**Challenge**
Go through the lines below and copy each one that holds the string "egen".

Data excerpts
=====
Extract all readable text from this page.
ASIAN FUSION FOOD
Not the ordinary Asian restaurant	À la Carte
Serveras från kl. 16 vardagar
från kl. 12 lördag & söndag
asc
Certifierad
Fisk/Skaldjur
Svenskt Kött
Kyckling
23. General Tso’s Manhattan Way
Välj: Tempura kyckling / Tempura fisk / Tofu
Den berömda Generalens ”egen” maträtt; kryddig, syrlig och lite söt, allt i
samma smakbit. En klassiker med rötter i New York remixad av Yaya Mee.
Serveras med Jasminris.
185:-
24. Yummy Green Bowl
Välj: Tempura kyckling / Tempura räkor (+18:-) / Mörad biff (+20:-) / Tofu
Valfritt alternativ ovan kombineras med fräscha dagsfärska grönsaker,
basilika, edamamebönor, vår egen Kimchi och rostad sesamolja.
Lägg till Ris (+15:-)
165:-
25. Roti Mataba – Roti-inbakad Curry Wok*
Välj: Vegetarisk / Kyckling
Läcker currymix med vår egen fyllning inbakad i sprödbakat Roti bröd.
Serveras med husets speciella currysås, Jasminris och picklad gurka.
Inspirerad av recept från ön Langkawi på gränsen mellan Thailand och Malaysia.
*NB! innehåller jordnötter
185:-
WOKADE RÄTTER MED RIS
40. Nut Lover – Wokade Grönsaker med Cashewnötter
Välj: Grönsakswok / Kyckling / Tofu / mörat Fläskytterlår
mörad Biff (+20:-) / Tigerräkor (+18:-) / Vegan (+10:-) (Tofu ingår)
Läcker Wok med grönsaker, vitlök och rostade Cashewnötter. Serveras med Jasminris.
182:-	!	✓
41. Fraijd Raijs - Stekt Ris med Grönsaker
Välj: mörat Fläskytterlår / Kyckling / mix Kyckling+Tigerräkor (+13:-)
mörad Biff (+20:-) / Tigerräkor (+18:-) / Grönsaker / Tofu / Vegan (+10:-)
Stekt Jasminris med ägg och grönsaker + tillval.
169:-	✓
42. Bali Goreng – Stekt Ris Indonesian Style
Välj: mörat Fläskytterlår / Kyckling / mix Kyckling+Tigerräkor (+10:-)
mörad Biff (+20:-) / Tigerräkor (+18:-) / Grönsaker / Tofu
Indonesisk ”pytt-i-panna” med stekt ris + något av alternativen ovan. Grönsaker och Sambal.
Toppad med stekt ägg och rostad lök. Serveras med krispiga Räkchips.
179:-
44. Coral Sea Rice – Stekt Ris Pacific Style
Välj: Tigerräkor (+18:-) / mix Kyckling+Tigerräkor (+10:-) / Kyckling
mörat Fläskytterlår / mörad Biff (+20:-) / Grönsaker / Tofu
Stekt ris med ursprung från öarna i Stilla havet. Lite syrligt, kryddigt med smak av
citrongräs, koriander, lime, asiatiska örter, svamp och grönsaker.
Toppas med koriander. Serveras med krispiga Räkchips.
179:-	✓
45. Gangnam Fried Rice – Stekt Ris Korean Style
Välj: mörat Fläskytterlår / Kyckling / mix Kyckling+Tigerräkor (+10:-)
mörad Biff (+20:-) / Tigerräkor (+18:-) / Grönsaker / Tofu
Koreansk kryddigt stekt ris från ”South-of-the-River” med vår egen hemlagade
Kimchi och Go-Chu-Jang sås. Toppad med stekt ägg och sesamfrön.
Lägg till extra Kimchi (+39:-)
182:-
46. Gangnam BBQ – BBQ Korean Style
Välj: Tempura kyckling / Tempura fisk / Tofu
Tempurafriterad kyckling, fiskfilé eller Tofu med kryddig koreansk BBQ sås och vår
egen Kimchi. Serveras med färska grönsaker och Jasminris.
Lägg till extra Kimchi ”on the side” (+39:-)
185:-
=====
**Problem solution**
Den berömda Generalens ”egen” maträtt; kryddig, syrlig och lite söt, allt i
basilika, edamamebönor, vår egen Kimchi och rostad sesamolja.
Läcker currymix med vår egen fyllning inbakad i sprödbakat Roti bröd.
Koreansk kryddigt stekt ris från ”South-of-the-River” med vår egen hemlagade
egen Kimchi. Serveras med färska grönsaker och Jasminris.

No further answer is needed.